* [SET PROBLEM]: Output every line below without omitting or altering anything.

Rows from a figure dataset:

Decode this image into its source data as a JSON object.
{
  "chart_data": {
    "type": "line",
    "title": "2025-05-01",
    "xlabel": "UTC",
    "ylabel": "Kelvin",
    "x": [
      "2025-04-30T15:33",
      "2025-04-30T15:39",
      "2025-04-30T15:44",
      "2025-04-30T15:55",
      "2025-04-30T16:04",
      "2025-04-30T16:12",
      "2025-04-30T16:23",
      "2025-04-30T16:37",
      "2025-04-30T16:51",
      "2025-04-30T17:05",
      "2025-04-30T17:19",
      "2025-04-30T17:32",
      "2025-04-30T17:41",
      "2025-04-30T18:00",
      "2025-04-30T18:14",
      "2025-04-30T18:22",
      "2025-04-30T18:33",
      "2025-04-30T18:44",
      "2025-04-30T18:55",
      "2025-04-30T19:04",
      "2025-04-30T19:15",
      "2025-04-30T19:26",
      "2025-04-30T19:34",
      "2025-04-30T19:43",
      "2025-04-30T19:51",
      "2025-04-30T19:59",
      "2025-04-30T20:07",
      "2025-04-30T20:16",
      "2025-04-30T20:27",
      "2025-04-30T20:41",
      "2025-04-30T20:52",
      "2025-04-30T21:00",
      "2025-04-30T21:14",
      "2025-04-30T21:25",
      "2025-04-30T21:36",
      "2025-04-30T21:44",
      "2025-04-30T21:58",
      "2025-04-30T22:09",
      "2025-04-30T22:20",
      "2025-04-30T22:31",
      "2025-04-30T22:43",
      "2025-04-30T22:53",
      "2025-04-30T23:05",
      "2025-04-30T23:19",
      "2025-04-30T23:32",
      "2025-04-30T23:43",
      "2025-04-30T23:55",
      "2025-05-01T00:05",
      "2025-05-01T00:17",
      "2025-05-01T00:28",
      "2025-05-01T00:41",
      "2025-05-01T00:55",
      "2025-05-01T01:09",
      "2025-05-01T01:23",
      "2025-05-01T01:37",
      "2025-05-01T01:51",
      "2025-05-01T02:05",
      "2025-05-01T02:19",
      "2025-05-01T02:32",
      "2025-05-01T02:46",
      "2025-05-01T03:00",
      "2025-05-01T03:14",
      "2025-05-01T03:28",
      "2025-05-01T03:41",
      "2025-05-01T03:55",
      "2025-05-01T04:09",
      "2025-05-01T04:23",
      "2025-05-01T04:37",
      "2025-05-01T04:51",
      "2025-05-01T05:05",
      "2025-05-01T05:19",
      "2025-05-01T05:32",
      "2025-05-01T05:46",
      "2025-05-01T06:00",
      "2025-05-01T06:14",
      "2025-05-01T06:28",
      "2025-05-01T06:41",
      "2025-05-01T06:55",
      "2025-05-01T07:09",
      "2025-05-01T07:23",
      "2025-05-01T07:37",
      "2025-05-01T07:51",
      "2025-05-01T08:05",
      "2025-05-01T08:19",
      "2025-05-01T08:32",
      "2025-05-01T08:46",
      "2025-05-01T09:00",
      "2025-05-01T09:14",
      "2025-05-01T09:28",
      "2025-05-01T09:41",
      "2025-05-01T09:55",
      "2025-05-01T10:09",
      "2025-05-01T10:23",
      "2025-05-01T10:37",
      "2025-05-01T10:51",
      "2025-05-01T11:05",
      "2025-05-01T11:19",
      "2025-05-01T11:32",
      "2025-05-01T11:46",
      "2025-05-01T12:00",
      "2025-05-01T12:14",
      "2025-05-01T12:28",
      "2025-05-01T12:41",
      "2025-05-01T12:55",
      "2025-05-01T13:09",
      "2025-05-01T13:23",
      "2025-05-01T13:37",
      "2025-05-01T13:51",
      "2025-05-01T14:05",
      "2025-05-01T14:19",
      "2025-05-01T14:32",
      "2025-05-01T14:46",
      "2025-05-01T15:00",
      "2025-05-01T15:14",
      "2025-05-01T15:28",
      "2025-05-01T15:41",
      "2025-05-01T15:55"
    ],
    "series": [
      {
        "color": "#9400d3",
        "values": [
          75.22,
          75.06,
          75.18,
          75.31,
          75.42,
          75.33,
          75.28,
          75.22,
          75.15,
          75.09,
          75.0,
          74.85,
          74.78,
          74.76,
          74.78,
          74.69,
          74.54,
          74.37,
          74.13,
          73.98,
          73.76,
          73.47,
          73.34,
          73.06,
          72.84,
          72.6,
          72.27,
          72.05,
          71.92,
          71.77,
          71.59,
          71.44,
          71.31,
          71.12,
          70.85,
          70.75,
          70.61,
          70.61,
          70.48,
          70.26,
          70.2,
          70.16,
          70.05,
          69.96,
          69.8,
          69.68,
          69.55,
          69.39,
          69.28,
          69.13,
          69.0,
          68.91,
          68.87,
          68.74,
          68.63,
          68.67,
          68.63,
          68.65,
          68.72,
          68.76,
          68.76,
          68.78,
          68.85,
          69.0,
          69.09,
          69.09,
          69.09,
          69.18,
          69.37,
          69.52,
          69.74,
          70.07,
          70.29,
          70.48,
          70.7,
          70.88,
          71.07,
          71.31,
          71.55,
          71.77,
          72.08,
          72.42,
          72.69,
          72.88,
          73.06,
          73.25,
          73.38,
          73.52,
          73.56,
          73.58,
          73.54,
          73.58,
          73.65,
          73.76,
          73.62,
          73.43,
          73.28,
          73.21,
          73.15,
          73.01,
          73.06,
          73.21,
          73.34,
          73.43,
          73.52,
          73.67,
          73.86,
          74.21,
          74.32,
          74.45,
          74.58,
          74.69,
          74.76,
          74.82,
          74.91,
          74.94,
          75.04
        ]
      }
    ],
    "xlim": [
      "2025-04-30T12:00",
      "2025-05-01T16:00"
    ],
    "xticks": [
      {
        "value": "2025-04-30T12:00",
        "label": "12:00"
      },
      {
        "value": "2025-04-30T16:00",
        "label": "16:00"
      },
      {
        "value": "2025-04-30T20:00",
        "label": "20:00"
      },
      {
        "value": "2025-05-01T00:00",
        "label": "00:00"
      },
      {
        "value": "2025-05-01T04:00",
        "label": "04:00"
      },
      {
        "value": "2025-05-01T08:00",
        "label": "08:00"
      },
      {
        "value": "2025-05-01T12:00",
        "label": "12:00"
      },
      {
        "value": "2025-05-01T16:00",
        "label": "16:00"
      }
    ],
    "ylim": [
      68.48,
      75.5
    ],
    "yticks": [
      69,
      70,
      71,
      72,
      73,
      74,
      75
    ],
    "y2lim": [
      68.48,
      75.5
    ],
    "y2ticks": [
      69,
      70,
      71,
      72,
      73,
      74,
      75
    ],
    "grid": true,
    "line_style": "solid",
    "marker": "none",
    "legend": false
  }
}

* [EXERCISE RESULT]:
Decode this image into its source data as a JSON object.
{
  "chart_data": {
    "type": "line",
    "title": "2025-05-01",
    "xlabel": "UTC",
    "ylabel": "Kelvin",
    "x": [
      "2025-04-30T15:33",
      "2025-04-30T15:39",
      "2025-04-30T15:44",
      "2025-04-30T15:55",
      "2025-04-30T16:04",
      "2025-04-30T16:12",
      "2025-04-30T16:23",
      "2025-04-30T16:37",
      "2025-04-30T16:51",
      "2025-04-30T17:05",
      "2025-04-30T17:19",
      "2025-04-30T17:32",
      "2025-04-30T17:41",
      "2025-04-30T18:00",
      "2025-04-30T18:14",
      "2025-04-30T18:22",
      "2025-04-30T18:33",
      "2025-04-30T18:44",
      "2025-04-30T18:55",
      "2025-04-30T19:04",
      "2025-04-30T19:15",
      "2025-04-30T19:26",
      "2025-04-30T19:34",
      "2025-04-30T19:43",
      "2025-04-30T19:51",
      "2025-04-30T19:59",
      "2025-04-30T20:07",
      "2025-04-30T20:16",
      "2025-04-30T20:27",
      "2025-04-30T20:41",
      "2025-04-30T20:52",
      "2025-04-30T21:00",
      "2025-04-30T21:14",
      "2025-04-30T21:25",
      "2025-04-30T21:36",
      "2025-04-30T21:44",
      "2025-04-30T21:58",
      "2025-04-30T22:09",
      "2025-04-30T22:20",
      "2025-04-30T22:31",
      "2025-04-30T22:43",
      "2025-04-30T22:53",
      "2025-04-30T23:05",
      "2025-04-30T23:19",
      "2025-04-30T23:32",
      "2025-04-30T23:43",
      "2025-04-30T23:55",
      "2025-05-01T00:05",
      "2025-05-01T00:17",
      "2025-05-01T00:28",
      "2025-05-01T00:41",
      "2025-05-01T00:55",
      "2025-05-01T01:09",
      "2025-05-01T01:23",
      "2025-05-01T01:37",
      "2025-05-01T01:51",
      "2025-05-01T02:05",
      "2025-05-01T02:19",
      "2025-05-01T02:32",
      "2025-05-01T02:46",
      "2025-05-01T03:00",
      "2025-05-01T03:14",
      "2025-05-01T03:28",
      "2025-05-01T03:41",
      "2025-05-01T03:55",
      "2025-05-01T04:09",
      "2025-05-01T04:23",
      "2025-05-01T04:37",
      "2025-05-01T04:51",
      "2025-05-01T05:05",
      "2025-05-01T05:19",
      "2025-05-01T05:32",
      "2025-05-01T05:46",
      "2025-05-01T06:00",
      "2025-05-01T06:14",
      "2025-05-01T06:28",
      "2025-05-01T06:41",
      "2025-05-01T06:55",
      "2025-05-01T07:09",
      "2025-05-01T07:23",
      "2025-05-01T07:37",
      "2025-05-01T07:51",
      "2025-05-01T08:05",
      "2025-05-01T08:19",
      "2025-05-01T08:32",
      "2025-05-01T08:46",
      "2025-05-01T09:00",
      "2025-05-01T09:14",
      "2025-05-01T09:28",
      "2025-05-01T09:41",
      "2025-05-01T09:55",
      "2025-05-01T10:09",
      "2025-05-01T10:23",
      "2025-05-01T10:37",
      "2025-05-01T10:51",
      "2025-05-01T11:05",
      "2025-05-01T11:19",
      "2025-05-01T11:32",
      "2025-05-01T11:46",
      "2025-05-01T12:00",
      "2025-05-01T12:14",
      "2025-05-01T12:28",
      "2025-05-01T12:41",
      "2025-05-01T12:55",
      "2025-05-01T13:09",
      "2025-05-01T13:23",
      "2025-05-01T13:37",
      "2025-05-01T13:51",
      "2025-05-01T14:05",
      "2025-05-01T14:19",
      "2025-05-01T14:32",
      "2025-05-01T14:46",
      "2025-05-01T15:00",
      "2025-05-01T15:14",
      "2025-05-01T15:28",
      "2025-05-01T15:41",
      "2025-05-01T15:55"
    ],
    "series": [
      {
        "color": "#9400d3",
        "values": [
          75.22,
          75.06,
          75.18,
          75.31,
          75.42,
          75.33,
          75.28,
          75.22,
          75.15,
          75.09,
          75.0,
          74.85,
          74.78,
          74.76,
          74.78,
          74.69,
          74.54,
          74.37,
          74.13,
          73.98,
          73.76,
          73.47,
          73.34,
          73.06,
          72.84,
          72.6,
          72.27,
          72.05,
          71.92,
          71.77,
          71.59,
          71.44,
          71.31,
          71.12,
          70.85,
          70.75,
          70.61,
          70.61,
          70.48,
          70.26,
          70.2,
          70.16,
          70.05,
          69.96,
          69.8,
          69.68,
          69.55,
          69.39,
          69.28,
          69.13,
          69.0,
          68.91,
          68.87,
          68.74,
          68.63,
          68.67,
          68.63,
          68.65,
          68.72,
          68.76,
          68.76,
          68.78,
          68.85,
          69.0,
          69.09,
          69.09,
          69.09,
          69.18,
          69.37,
          69.52,
          69.74,
          70.07,
          70.29,
          70.48,
          70.7,
          70.88,
          71.07,
          71.31,
          71.55,
          71.77,
          72.08,
          72.42,
          72.69,
          72.88,
          73.06,
          73.25,
          73.38,
          73.52,
          73.56,
          73.58,
          73.54,
          73.58,
          73.65,
          73.76,
          73.62,
          73.43,
          73.28,
          73.21,
          73.15,
          73.01,
          73.06,
          73.21,
          73.34,
          73.43,
          73.52,
          73.67,
          73.86,
          74.21,
          74.32,
          74.45,
          74.58,
          74.69,
          74.76,
          74.82,
          74.91,
          74.94,
          75.04
        ]
      }
    ],
    "xlim": [
      "2025-04-30T12:00",
      "2025-05-01T16:00"
    ],
    "xticks": [
      {
        "value": "2025-04-30T12:00",
        "label": "12:00"
      },
      {
        "value": "2025-04-30T16:00",
        "label": "16:00"
      },
      {
        "value": "2025-04-30T20:00",
        "label": "20:00"
      },
      {
        "value": "2025-05-01T00:00",
        "label": "00:00"
      },
      {
        "value": "2025-05-01T04:00",
        "label": "04:00"
      },
      {
        "value": "2025-05-01T08:00",
        "label": "08:00"
      },
      {
        "value": "2025-05-01T12:00",
        "label": "12:00"
      },
      {
        "value": "2025-05-01T16:00",
        "label": "16:00"
      }
    ],
    "ylim": [
      68.48,
      75.5
    ],
    "yticks": [
      69,
      70,
      71,
      72,
      73,
      74,
      75
    ],
    "y2lim": [
      68.48,
      75.5
    ],
    "y2ticks": [
      69,
      70,
      71,
      72,
      73,
      74,
      75
    ],
    "grid": true,
    "line_style": "solid",
    "marker": "none",
    "legend": false
  }
}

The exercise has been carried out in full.